(Extracted records)
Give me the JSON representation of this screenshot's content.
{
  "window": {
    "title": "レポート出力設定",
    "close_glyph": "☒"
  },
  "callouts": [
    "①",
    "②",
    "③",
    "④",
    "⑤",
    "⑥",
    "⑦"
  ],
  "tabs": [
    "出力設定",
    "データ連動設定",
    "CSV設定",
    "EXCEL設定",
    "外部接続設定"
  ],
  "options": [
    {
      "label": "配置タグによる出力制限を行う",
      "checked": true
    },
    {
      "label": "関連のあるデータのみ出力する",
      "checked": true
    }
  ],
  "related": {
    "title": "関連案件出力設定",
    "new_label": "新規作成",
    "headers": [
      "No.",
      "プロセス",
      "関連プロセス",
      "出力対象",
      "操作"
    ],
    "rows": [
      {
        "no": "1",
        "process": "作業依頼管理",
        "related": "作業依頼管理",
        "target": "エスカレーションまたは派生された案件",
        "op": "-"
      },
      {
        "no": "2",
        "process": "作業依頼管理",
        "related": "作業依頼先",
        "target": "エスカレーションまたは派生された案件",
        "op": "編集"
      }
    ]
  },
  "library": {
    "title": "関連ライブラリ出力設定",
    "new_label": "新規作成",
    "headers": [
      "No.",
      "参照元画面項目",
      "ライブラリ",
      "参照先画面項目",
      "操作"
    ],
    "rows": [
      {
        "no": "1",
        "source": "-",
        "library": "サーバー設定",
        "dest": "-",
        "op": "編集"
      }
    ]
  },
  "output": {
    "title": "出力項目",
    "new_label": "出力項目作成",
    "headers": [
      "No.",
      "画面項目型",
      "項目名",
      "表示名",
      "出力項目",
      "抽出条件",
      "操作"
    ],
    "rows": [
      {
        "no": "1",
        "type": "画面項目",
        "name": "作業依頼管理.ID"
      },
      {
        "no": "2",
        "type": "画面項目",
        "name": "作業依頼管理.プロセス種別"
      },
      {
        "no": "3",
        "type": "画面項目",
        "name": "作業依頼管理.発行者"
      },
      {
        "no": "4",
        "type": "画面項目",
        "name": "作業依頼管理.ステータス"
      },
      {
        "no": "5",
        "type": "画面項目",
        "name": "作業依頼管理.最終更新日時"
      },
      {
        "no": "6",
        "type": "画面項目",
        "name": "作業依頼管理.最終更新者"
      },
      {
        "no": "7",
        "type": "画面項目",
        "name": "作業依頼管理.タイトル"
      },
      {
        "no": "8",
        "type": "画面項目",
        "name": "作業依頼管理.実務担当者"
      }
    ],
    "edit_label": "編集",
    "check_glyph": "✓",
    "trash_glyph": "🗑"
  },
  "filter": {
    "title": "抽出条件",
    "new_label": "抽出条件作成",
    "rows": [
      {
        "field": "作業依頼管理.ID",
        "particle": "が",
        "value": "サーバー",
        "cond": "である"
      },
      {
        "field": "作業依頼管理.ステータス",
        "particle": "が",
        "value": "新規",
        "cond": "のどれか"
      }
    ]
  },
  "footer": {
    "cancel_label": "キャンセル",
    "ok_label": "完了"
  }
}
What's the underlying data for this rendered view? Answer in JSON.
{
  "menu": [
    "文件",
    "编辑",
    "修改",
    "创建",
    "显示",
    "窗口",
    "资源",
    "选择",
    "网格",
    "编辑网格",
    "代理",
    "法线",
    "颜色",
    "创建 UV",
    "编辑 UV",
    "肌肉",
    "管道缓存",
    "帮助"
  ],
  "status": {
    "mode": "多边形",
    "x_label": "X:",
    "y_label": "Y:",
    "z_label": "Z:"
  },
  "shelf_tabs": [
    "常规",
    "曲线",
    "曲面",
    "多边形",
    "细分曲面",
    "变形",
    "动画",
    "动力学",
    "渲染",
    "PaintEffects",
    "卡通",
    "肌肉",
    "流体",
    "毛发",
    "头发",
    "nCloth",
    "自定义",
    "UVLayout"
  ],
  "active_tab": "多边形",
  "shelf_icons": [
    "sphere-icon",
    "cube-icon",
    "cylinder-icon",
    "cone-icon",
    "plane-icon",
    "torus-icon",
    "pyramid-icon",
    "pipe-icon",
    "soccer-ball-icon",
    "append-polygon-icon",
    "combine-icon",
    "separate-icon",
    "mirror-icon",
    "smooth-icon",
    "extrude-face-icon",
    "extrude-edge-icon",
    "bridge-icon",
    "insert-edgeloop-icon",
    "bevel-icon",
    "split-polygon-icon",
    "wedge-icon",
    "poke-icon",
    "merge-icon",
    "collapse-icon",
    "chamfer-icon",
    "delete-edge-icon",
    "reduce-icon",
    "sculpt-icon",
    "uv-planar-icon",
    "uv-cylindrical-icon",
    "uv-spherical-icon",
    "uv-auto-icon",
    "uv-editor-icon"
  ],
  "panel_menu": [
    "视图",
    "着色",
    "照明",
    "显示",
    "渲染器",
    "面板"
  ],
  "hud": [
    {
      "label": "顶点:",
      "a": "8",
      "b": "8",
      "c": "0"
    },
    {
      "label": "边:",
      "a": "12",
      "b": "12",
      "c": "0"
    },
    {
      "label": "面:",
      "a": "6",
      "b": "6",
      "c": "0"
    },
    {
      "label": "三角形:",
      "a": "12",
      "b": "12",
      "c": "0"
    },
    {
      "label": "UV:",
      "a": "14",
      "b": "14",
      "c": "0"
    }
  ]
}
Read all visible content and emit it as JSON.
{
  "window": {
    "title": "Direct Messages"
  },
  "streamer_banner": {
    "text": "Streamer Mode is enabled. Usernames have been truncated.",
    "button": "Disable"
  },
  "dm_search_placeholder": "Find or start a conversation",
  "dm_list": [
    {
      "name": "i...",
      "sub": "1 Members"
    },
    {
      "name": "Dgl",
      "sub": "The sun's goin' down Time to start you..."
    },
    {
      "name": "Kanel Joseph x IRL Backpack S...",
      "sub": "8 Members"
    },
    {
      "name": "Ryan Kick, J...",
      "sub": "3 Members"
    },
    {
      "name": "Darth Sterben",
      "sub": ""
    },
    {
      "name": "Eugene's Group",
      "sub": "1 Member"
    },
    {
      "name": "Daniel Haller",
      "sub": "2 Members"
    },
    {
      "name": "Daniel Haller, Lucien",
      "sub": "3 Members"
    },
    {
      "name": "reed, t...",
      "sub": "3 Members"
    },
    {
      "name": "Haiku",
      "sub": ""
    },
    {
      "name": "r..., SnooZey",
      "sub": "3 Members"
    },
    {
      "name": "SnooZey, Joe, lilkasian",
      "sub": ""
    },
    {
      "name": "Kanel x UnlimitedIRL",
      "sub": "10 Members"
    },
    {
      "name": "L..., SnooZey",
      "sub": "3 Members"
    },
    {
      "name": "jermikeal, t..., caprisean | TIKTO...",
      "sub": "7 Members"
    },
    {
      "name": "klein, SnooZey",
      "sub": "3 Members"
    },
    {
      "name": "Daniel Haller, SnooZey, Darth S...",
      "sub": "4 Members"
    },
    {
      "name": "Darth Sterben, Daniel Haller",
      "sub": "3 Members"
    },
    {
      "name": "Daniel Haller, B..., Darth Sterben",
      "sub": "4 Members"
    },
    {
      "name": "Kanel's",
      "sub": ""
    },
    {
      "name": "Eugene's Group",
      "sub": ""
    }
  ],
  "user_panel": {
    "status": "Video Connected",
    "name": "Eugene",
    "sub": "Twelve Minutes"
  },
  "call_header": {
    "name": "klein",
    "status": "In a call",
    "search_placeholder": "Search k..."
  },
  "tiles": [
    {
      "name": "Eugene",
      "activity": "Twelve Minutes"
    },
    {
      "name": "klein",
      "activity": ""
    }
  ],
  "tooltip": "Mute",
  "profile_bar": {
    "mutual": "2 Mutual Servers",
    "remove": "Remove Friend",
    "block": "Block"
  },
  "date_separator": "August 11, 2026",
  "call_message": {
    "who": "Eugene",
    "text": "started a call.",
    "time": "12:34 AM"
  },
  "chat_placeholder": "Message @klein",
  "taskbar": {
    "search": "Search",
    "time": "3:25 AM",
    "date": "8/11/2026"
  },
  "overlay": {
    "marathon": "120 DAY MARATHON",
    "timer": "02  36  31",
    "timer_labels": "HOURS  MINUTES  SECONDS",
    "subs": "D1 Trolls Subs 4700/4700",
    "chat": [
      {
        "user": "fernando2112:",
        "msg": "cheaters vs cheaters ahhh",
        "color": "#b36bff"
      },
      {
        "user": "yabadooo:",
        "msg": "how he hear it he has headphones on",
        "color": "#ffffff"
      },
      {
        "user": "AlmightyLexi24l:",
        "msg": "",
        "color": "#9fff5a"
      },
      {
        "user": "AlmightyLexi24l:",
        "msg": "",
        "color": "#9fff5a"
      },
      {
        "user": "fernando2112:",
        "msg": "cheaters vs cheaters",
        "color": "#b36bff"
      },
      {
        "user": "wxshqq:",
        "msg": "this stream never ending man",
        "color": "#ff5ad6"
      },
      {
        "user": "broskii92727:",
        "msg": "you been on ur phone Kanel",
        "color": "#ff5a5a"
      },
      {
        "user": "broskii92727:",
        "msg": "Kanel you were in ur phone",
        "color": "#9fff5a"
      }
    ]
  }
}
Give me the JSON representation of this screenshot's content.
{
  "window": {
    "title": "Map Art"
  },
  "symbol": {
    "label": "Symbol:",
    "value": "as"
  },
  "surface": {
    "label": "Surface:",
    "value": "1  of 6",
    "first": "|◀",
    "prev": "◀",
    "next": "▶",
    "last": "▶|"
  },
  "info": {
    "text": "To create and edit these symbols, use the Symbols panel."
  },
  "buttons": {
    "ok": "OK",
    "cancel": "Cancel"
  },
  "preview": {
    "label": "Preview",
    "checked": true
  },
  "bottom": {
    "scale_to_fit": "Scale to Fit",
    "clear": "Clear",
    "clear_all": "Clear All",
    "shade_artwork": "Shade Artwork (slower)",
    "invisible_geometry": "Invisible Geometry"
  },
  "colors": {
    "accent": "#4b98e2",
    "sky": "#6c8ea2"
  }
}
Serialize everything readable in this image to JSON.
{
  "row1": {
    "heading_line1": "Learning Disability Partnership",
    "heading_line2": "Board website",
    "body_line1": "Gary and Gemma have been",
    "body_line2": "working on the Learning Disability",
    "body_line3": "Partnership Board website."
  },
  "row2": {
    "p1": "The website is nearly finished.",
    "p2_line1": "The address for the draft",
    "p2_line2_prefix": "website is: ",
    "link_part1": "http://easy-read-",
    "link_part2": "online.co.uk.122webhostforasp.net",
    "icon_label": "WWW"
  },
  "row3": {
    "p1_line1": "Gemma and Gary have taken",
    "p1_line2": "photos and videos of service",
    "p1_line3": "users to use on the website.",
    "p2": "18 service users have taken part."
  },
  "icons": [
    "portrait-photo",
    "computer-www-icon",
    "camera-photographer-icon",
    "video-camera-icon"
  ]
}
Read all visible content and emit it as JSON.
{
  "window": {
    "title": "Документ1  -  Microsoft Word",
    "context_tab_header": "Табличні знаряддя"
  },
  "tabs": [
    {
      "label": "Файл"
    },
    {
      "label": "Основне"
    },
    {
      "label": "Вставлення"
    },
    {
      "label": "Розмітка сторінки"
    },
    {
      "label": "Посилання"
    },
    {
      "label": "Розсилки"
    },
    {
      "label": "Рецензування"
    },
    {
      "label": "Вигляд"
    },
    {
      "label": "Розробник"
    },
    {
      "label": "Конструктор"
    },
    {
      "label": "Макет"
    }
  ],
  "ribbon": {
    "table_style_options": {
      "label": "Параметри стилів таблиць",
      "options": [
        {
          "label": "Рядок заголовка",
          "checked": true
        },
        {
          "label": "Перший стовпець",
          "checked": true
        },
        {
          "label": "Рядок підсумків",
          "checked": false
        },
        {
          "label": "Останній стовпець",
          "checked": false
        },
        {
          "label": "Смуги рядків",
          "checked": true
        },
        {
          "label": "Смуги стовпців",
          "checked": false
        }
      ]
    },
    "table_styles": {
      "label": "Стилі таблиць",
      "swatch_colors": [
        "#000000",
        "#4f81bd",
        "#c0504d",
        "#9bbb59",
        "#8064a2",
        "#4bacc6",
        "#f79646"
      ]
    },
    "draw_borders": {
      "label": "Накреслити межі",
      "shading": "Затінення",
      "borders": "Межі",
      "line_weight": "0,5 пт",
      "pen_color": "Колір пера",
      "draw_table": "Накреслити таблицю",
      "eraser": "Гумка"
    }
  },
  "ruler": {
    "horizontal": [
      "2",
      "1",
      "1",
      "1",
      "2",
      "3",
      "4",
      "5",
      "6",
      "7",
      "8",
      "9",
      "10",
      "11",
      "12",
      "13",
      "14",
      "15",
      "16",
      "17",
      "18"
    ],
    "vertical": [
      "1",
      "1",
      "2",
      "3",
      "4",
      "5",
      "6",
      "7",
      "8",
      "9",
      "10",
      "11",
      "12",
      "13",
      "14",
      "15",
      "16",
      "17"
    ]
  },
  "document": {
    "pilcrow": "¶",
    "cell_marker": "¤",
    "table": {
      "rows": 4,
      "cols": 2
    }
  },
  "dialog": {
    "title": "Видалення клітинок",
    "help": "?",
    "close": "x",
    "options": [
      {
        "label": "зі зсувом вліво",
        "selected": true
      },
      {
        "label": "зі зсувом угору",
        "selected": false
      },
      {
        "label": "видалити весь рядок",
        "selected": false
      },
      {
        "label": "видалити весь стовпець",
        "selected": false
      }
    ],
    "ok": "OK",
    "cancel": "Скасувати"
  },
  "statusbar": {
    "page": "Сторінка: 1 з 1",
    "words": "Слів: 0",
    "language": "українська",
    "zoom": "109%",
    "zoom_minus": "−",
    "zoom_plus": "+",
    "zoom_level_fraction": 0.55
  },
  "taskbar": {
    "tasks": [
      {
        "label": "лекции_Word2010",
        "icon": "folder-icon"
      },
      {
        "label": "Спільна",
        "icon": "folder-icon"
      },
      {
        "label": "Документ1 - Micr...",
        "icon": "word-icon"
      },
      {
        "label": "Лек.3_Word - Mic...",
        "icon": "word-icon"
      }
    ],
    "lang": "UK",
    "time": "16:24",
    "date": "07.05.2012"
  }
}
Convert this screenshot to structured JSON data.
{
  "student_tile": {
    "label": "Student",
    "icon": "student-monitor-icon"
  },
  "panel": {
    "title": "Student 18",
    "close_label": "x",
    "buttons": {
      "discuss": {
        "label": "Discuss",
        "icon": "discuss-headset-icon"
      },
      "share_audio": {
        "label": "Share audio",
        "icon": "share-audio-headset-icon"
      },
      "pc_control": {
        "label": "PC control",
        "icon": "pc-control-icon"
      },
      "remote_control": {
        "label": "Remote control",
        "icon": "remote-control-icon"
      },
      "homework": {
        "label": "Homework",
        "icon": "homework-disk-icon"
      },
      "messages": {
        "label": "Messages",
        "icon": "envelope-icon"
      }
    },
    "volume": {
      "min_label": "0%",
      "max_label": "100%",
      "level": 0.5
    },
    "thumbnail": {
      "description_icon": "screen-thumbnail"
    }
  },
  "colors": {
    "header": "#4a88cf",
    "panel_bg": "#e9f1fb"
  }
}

> AIM OF THE EXERCISE
Read the entries and select each line where the word "polygon" is found.

> RESPONSE TO THE EXERCISE
    "append-polygon-icon",
    "split-polygon-icon",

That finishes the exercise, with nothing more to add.